To be done
Without the pictures, write out all the lines below exactly as they appear.
—————
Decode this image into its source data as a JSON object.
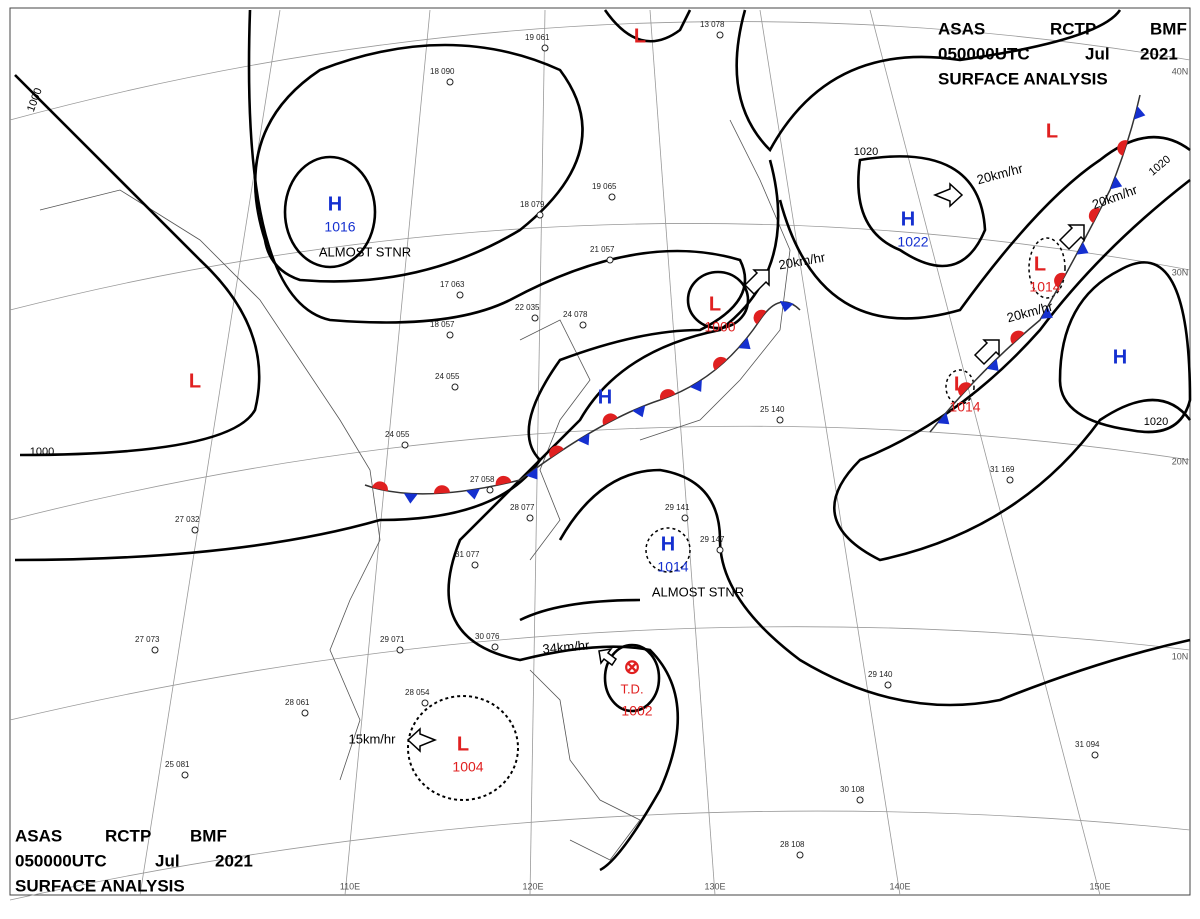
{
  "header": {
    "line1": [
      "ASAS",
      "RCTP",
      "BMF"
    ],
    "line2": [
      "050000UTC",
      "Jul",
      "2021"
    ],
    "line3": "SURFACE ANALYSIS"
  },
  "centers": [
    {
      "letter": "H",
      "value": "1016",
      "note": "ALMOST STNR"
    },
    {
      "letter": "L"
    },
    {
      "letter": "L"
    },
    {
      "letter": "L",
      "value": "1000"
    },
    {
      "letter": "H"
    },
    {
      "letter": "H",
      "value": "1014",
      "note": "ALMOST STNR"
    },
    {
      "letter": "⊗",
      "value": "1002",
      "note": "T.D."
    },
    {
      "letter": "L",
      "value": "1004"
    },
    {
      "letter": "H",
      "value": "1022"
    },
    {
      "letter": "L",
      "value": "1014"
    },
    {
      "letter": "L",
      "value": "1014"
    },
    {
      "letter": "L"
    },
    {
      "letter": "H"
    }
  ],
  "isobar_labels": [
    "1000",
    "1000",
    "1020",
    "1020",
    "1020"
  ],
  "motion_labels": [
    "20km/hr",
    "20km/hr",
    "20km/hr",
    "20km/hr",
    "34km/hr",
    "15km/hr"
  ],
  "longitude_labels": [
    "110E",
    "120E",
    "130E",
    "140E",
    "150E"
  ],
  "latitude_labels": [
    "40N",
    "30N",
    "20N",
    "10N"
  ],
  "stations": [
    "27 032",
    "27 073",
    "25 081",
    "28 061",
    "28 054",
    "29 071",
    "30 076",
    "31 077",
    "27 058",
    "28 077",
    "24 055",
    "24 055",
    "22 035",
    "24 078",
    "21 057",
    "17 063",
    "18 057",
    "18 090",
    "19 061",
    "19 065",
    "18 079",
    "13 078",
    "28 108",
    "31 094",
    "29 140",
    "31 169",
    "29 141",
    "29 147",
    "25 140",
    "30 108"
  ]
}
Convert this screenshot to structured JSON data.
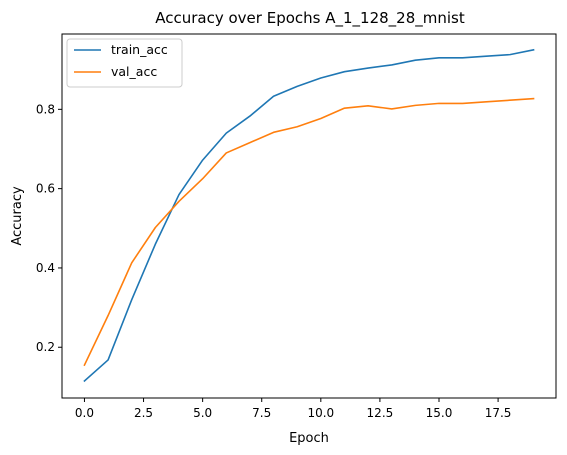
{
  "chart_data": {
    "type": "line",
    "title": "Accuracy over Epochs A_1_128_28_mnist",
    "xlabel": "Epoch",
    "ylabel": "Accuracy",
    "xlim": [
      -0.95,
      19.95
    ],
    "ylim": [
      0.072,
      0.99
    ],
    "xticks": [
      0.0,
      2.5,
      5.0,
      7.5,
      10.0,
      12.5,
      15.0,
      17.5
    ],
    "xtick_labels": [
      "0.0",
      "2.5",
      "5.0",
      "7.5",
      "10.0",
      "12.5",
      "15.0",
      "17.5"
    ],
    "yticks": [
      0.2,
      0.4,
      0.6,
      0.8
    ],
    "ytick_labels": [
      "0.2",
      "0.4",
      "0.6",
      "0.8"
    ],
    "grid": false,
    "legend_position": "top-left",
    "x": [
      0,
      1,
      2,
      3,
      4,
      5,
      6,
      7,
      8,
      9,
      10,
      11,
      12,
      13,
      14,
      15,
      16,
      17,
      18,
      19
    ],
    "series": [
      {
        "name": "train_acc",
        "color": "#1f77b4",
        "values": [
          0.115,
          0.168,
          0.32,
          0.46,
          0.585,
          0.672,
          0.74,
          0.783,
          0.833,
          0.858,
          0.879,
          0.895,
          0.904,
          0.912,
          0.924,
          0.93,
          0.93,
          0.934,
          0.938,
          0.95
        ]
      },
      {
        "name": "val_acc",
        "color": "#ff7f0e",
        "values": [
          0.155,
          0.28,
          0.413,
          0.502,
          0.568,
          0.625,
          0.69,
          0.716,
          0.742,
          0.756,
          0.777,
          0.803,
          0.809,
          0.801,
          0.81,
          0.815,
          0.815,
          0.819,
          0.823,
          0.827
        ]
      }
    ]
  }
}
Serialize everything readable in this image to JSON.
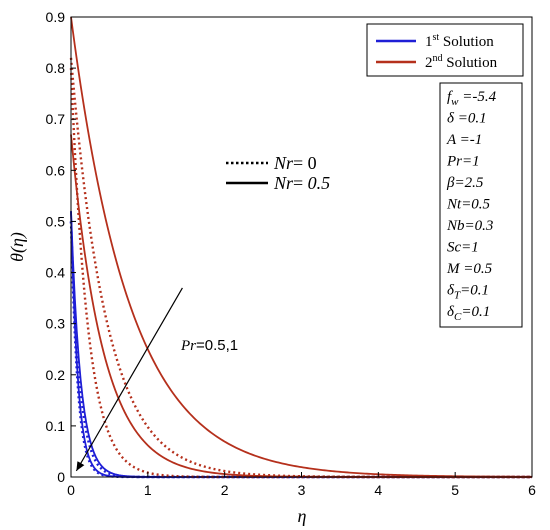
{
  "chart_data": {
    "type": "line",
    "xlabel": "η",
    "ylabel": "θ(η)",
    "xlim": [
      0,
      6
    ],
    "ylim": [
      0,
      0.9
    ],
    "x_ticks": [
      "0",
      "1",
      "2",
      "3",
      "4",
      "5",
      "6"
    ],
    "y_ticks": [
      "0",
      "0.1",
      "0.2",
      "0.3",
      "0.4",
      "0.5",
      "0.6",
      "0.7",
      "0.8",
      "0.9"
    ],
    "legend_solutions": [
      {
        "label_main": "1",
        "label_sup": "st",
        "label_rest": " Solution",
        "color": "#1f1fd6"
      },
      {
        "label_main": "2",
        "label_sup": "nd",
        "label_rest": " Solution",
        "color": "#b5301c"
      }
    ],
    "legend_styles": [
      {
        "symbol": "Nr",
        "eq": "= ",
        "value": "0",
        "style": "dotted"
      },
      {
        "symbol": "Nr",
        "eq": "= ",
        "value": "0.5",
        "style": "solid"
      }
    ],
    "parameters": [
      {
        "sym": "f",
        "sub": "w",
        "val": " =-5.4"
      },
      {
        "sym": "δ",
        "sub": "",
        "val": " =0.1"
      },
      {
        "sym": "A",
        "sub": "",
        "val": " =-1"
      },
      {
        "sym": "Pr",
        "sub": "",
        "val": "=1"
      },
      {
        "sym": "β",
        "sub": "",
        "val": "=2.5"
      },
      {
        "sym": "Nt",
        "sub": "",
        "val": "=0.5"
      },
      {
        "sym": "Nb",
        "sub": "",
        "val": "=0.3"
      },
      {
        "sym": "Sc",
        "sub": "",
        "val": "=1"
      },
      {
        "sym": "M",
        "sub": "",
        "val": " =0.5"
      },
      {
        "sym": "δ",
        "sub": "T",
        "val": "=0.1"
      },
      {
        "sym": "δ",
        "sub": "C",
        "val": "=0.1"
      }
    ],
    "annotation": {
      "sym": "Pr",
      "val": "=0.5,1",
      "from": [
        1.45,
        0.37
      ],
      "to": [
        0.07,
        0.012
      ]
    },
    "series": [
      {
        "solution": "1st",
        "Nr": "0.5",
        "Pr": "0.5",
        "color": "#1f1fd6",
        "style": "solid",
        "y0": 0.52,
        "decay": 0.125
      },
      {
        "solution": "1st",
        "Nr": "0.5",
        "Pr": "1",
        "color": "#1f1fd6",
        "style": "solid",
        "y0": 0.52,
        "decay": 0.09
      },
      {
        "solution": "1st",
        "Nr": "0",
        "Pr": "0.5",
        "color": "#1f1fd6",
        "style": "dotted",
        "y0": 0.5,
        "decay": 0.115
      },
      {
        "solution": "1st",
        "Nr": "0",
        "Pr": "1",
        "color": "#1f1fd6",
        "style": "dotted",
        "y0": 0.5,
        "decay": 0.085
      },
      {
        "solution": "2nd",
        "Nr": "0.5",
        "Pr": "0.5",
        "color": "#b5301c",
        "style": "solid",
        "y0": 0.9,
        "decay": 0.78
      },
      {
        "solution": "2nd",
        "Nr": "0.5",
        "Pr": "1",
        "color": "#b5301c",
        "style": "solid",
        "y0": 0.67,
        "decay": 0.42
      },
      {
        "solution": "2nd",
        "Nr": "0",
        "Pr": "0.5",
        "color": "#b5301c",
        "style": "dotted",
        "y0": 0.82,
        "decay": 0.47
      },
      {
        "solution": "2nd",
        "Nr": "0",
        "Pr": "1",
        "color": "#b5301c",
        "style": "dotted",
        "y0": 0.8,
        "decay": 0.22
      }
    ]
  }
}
—————
Expected answer
Decode this image into its source data as a JSON object.
{
  "header": {
    "line1": [
      "ASAS",
      "RCTP",
      "BMF"
    ],
    "line2": [
      "050000UTC",
      "Jul",
      "2021"
    ],
    "line3": "SURFACE ANALYSIS"
  },
  "centers": [
    {
      "letter": "H",
      "value": "1016",
      "note": "ALMOST STNR"
    },
    {
      "letter": "L"
    },
    {
      "letter": "L"
    },
    {
      "letter": "L",
      "value": "1000"
    },
    {
      "letter": "H"
    },
    {
      "letter": "H",
      "value": "1014",
      "note": "ALMOST STNR"
    },
    {
      "letter": "⊗",
      "value": "1002",
      "note": "T.D."
    },
    {
      "letter": "L",
      "value": "1004"
    },
    {
      "letter": "H",
      "value": "1022"
    },
    {
      "letter": "L",
      "value": "1014"
    },
    {
      "letter": "L",
      "value": "1014"
    },
    {
      "letter": "L"
    },
    {
      "letter": "H"
    }
  ],
  "isobar_labels": [
    "1000",
    "1000",
    "1020",
    "1020",
    "1020"
  ],
  "motion_labels": [
    "20km/hr",
    "20km/hr",
    "20km/hr",
    "20km/hr",
    "34km/hr",
    "15km/hr"
  ],
  "longitude_labels": [
    "110E",
    "120E",
    "130E",
    "140E",
    "150E"
  ],
  "latitude_labels": [
    "40N",
    "30N",
    "20N",
    "10N"
  ],
  "stations": [
    "27 032",
    "27 073",
    "25 081",
    "28 061",
    "28 054",
    "29 071",
    "30 076",
    "31 077",
    "27 058",
    "28 077",
    "24 055",
    "24 055",
    "22 035",
    "24 078",
    "21 057",
    "17 063",
    "18 057",
    "18 090",
    "19 061",
    "19 065",
    "18 079",
    "13 078",
    "28 108",
    "31 094",
    "29 140",
    "31 169",
    "29 141",
    "29 147",
    "25 140",
    "30 108"
  ]
}
Convert this screenshot to structured JSON data.
{
  "chart_data": {
    "type": "line",
    "title": "Accuracy over Epochs A_1_128_28_mnist",
    "xlabel": "Epoch",
    "ylabel": "Accuracy",
    "xlim": [
      -0.95,
      19.95
    ],
    "ylim": [
      0.072,
      0.99
    ],
    "xticks": [
      0.0,
      2.5,
      5.0,
      7.5,
      10.0,
      12.5,
      15.0,
      17.5
    ],
    "xtick_labels": [
      "0.0",
      "2.5",
      "5.0",
      "7.5",
      "10.0",
      "12.5",
      "15.0",
      "17.5"
    ],
    "yticks": [
      0.2,
      0.4,
      0.6,
      0.8
    ],
    "ytick_labels": [
      "0.2",
      "0.4",
      "0.6",
      "0.8"
    ],
    "grid": false,
    "legend_position": "top-left",
    "x": [
      0,
      1,
      2,
      3,
      4,
      5,
      6,
      7,
      8,
      9,
      10,
      11,
      12,
      13,
      14,
      15,
      16,
      17,
      18,
      19
    ],
    "series": [
      {
        "name": "train_acc",
        "color": "#1f77b4",
        "values": [
          0.115,
          0.168,
          0.32,
          0.46,
          0.585,
          0.672,
          0.74,
          0.783,
          0.833,
          0.858,
          0.879,
          0.895,
          0.904,
          0.912,
          0.924,
          0.93,
          0.93,
          0.934,
          0.938,
          0.95
        ]
      },
      {
        "name": "val_acc",
        "color": "#ff7f0e",
        "values": [
          0.155,
          0.28,
          0.413,
          0.502,
          0.568,
          0.625,
          0.69,
          0.716,
          0.742,
          0.756,
          0.777,
          0.803,
          0.809,
          0.801,
          0.81,
          0.815,
          0.815,
          0.819,
          0.823,
          0.827
        ]
      }
    ]
  }
}
Serialize everything readable in this image to JSON.
{
  "chart_data": {
    "type": "line",
    "xlabel": "η",
    "ylabel": "θ(η)",
    "xlim": [
      0,
      6
    ],
    "ylim": [
      0,
      0.9
    ],
    "x_ticks": [
      "0",
      "1",
      "2",
      "3",
      "4",
      "5",
      "6"
    ],
    "y_ticks": [
      "0",
      "0.1",
      "0.2",
      "0.3",
      "0.4",
      "0.5",
      "0.6",
      "0.7",
      "0.8",
      "0.9"
    ],
    "legend_solutions": [
      {
        "label_main": "1",
        "label_sup": "st",
        "label_rest": " Solution",
        "color": "#1f1fd6"
      },
      {
        "label_main": "2",
        "label_sup": "nd",
        "label_rest": " Solution",
        "color": "#b5301c"
      }
    ],
    "legend_styles": [
      {
        "symbol": "Nr",
        "eq": "= ",
        "value": "0",
        "style": "dotted"
      },
      {
        "symbol": "Nr",
        "eq": "= ",
        "value": "0.5",
        "style": "solid"
      }
    ],
    "parameters": [
      {
        "sym": "f",
        "sub": "w",
        "val": " =-5.4"
      },
      {
        "sym": "δ",
        "sub": "",
        "val": " =0.1"
      },
      {
        "sym": "A",
        "sub": "",
        "val": " =-1"
      },
      {
        "sym": "Pr",
        "sub": "",
        "val": "=1"
      },
      {
        "sym": "β",
        "sub": "",
        "val": "=2.5"
      },
      {
        "sym": "Nt",
        "sub": "",
        "val": "=0.5"
      },
      {
        "sym": "Nb",
        "sub": "",
        "val": "=0.3"
      },
      {
        "sym": "Sc",
        "sub": "",
        "val": "=1"
      },
      {
        "sym": "M",
        "sub": "",
        "val": " =0.5"
      },
      {
        "sym": "δ",
        "sub": "T",
        "val": "=0.1"
      },
      {
        "sym": "δ",
        "sub": "C",
        "val": "=0.1"
      }
    ],
    "annotation": {
      "sym": "Pr",
      "val": "=0.5,1",
      "from": [
        1.45,
        0.37
      ],
      "to": [
        0.07,
        0.012
      ]
    },
    "series": [
      {
        "solution": "1st",
        "Nr": "0.5",
        "Pr": "0.5",
        "color": "#1f1fd6",
        "style": "solid",
        "y0": 0.52,
        "decay": 0.125
      },
      {
        "solution": "1st",
        "Nr": "0.5",
        "Pr": "1",
        "color": "#1f1fd6",
        "style": "solid",
        "y0": 0.52,
        "decay": 0.09
      },
      {
        "solution": "1st",
        "Nr": "0",
        "Pr": "0.5",
        "color": "#1f1fd6",
        "style": "dotted",
        "y0": 0.5,
        "decay": 0.115
      },
      {
        "solution": "1st",
        "Nr": "0",
        "Pr": "1",
        "color": "#1f1fd6",
        "style": "dotted",
        "y0": 0.5,
        "decay": 0.085
      },
      {
        "solution": "2nd",
        "Nr": "0.5",
        "Pr": "0.5",
        "color": "#b5301c",
        "style": "solid",
        "y0": 0.9,
        "decay": 0.78
      },
      {
        "solution": "2nd",
        "Nr": "0.5",
        "Pr": "1",
        "color": "#b5301c",
        "style": "solid",
        "y0": 0.67,
        "decay": 0.42
      },
      {
        "solution": "2nd",
        "Nr": "0",
        "Pr": "0.5",
        "color": "#b5301c",
        "style": "dotted",
        "y0": 0.82,
        "decay": 0.47
      },
      {
        "solution": "2nd",
        "Nr": "0",
        "Pr": "1",
        "color": "#b5301c",
        "style": "dotted",
        "y0": 0.8,
        "decay": 0.22
      }
    ]
  }
}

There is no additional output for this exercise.